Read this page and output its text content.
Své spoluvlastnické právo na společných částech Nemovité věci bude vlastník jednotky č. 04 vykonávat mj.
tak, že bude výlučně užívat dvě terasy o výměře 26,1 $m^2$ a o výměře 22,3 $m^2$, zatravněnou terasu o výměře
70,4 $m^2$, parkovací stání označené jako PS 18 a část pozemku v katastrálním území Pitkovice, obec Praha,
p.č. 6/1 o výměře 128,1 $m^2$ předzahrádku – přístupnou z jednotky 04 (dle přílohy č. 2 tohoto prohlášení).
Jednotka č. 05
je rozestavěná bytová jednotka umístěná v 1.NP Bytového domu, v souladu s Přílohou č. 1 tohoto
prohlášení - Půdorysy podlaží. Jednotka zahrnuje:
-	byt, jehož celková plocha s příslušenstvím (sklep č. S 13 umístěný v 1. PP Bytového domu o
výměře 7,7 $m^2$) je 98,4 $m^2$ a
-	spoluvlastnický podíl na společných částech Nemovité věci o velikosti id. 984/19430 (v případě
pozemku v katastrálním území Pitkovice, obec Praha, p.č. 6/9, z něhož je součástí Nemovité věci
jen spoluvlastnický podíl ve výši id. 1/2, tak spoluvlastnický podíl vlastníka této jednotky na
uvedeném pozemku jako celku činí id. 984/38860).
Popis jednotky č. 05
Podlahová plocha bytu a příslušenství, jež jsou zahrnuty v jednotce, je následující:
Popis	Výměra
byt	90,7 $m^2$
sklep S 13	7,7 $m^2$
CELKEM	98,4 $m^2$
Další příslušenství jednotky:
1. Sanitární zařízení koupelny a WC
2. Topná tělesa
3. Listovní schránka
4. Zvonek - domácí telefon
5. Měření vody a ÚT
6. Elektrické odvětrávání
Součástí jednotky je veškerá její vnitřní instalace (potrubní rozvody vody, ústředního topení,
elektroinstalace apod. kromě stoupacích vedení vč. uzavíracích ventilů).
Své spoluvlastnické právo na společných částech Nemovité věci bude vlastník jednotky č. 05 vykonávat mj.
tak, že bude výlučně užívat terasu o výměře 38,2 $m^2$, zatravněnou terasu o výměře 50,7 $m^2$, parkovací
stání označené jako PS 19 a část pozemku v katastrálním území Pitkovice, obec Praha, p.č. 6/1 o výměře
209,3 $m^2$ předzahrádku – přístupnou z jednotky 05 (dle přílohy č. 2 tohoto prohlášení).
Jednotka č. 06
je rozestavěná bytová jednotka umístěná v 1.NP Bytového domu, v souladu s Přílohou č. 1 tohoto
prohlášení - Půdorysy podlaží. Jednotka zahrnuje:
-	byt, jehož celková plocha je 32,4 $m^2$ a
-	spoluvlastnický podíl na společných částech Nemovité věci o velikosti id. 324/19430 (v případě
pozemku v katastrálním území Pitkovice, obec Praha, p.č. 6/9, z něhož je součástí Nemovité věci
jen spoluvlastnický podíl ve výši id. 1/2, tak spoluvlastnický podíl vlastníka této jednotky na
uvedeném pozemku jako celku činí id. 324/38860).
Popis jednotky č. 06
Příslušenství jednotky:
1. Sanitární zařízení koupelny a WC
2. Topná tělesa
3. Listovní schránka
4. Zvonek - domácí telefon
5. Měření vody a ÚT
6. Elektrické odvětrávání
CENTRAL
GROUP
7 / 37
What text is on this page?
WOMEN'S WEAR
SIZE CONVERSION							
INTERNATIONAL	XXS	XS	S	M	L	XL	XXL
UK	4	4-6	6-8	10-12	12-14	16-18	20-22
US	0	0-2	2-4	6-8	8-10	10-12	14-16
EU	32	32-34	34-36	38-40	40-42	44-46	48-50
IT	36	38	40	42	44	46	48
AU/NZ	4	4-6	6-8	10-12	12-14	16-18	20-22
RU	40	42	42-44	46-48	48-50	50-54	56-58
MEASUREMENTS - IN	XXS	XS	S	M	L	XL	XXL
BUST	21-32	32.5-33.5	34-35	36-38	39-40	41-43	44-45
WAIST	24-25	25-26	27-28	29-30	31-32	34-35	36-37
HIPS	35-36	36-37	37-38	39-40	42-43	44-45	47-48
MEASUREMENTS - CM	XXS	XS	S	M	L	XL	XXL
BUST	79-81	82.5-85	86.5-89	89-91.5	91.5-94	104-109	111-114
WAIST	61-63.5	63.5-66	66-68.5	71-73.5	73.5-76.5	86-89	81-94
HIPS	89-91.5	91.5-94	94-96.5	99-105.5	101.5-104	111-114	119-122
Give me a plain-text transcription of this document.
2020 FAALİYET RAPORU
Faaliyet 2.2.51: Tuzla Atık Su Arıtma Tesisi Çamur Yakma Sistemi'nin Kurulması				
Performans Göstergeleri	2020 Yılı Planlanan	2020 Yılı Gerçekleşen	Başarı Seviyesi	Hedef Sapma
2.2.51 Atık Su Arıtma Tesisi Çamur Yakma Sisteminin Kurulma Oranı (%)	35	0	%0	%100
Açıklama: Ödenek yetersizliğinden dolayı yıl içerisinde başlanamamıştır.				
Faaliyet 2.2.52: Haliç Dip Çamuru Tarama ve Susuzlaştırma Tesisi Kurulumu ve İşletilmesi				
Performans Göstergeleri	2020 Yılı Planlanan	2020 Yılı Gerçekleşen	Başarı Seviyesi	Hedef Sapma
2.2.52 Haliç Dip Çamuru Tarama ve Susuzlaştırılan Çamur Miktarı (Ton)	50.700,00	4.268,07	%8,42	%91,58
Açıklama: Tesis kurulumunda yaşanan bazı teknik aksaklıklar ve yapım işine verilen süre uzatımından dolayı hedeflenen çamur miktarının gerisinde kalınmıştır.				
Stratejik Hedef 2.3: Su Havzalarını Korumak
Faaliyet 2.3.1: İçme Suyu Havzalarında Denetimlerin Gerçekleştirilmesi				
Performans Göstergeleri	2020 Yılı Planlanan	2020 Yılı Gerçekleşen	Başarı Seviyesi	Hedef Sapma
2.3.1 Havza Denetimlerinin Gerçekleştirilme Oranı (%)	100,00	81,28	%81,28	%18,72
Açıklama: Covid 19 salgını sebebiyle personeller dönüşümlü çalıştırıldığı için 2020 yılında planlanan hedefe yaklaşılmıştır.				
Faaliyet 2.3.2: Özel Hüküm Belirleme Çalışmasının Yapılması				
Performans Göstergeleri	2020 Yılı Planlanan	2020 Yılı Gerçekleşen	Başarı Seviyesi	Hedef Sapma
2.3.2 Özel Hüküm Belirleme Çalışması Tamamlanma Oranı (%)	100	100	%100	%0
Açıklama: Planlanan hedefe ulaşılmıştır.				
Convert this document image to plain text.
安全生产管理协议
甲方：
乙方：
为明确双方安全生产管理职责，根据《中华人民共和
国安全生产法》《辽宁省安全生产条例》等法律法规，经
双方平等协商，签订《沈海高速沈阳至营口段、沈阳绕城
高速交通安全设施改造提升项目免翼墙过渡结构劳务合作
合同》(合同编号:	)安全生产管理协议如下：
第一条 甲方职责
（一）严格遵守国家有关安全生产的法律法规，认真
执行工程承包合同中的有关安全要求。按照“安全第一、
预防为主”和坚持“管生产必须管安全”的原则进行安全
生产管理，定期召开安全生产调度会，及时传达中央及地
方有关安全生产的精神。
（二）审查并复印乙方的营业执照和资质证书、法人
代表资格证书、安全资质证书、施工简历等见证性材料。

· · · ·

— TO DO —
Search the listing for the word "BUST". Copy every line in which it occurs.

— ANSWER FOR THE TASK —
BUST	21-32	32.5-33.5	34-35	36-38	39-40	41-43	44-45
BUST	79-81	82.5-85	86.5-89	89-91.5	91.5-94	104-109	111-114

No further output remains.